Goal of the exercise>
Return each line of the records with nothing changed, pictures excepted.

(Extracted records)
• • • • • • •

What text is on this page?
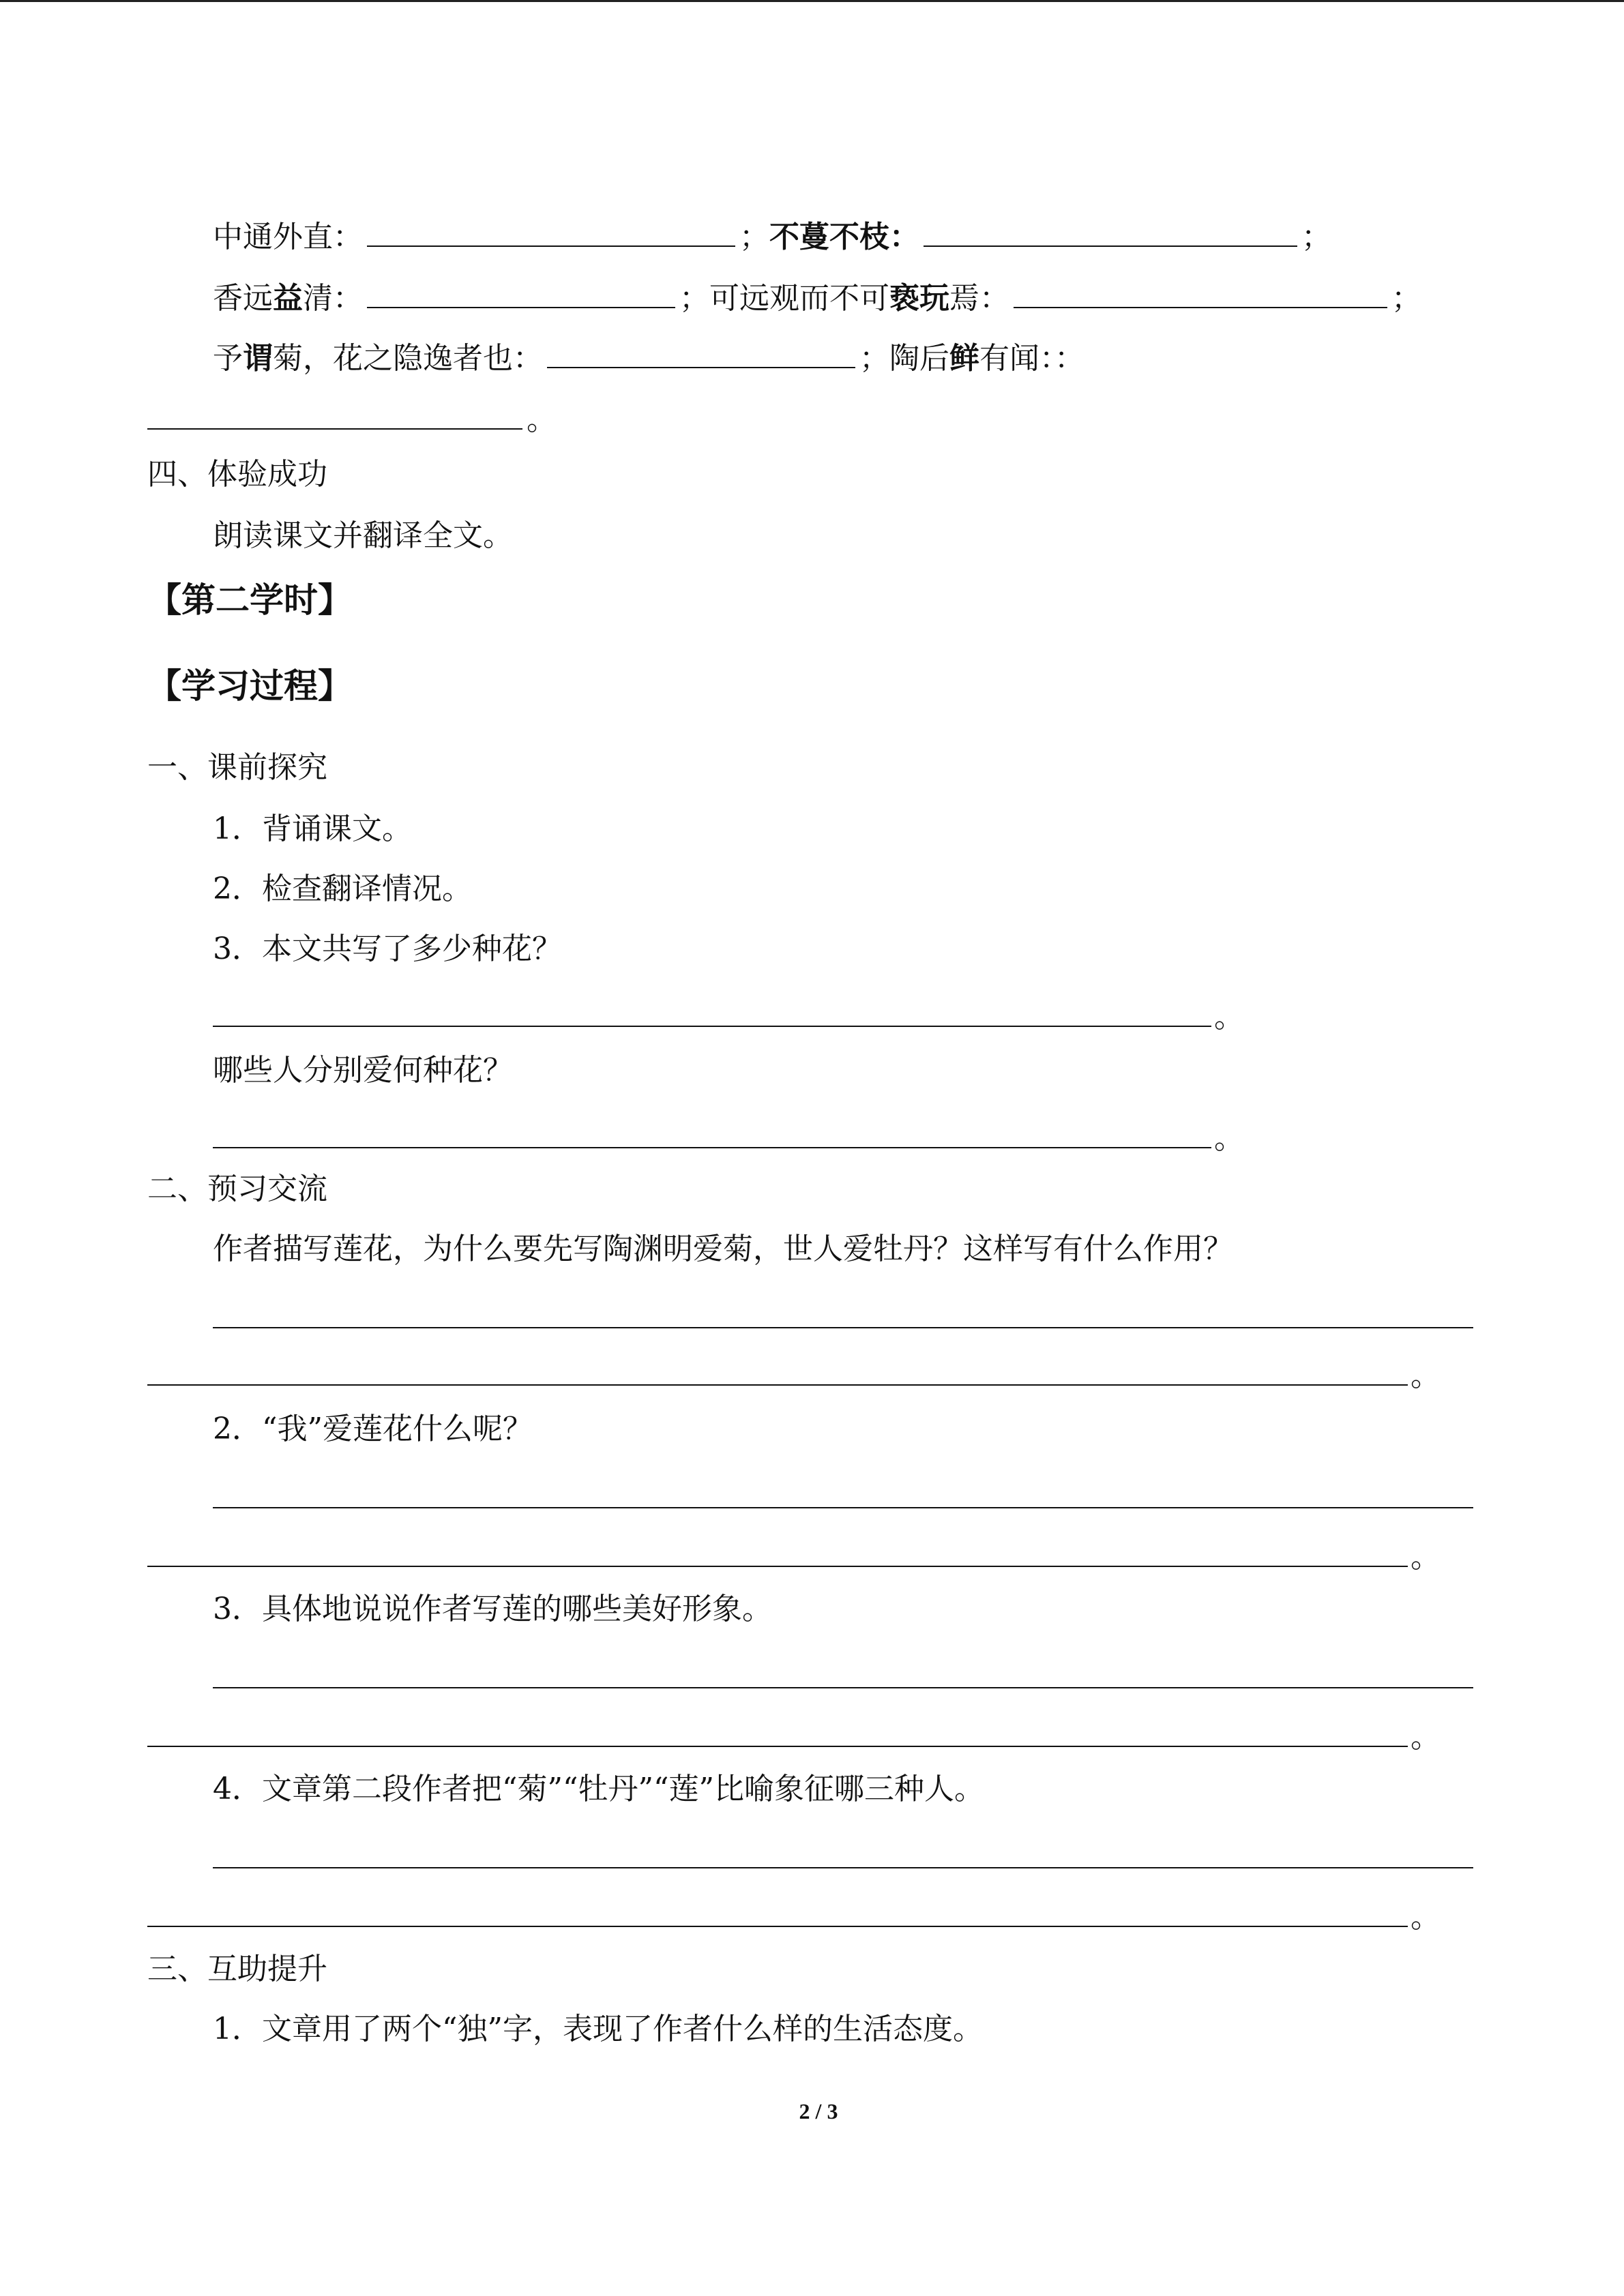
中通外直：	；不蔓不枝：	；
香远益清：	；可远观而不可亵玩焉：	；
予谓菊，花之隐逸者也：	；陶后鲜有闻：：
。
四、体验成功
朗读课文并翻译全文。
【第二学时】
【学习过程】
一、课前探究
1．背诵课文。
2．检查翻译情况。
3．本文共写了多少种花？
。
哪些人分别爱何种花？
。
二、预习交流
作者描写莲花，为什么要先写陶渊明爱菊，世人爱牡丹？这样写有什么作用？
。
2．“我”爱莲花什么呢？
。
3．具体地说说作者写莲的哪些美好形象。
。
4．文章第二段作者把“菊”“牡丹”“莲”比喻象征哪三种人。
。
三、互助提升
1．文章用了两个“独”字，表现了作者什么样的生活态度。
2 / 3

• • • • • • •

Output of the task>
What text is on this page?
中通外直：	；不蔓不枝：	；
香远益清：	；可远观而不可亵玩焉：	；
予谓菊，花之隐逸者也：	；陶后鲜有闻：：
。
四、体验成功
朗读课文并翻译全文。
【第二学时】
【学习过程】
一、课前探究
1．背诵课文。
2．检查翻译情况。
3．本文共写了多少种花？
。
哪些人分别爱何种花？
。
二、预习交流
作者描写莲花，为什么要先写陶渊明爱菊，世人爱牡丹？这样写有什么作用？
。
2．“我”爱莲花什么呢？
。
3．具体地说说作者写莲的哪些美好形象。
。
4．文章第二段作者把“菊”“牡丹”“莲”比喻象征哪三种人。
。
三、互助提升
1．文章用了两个“独”字，表现了作者什么样的生活态度。
2 / 3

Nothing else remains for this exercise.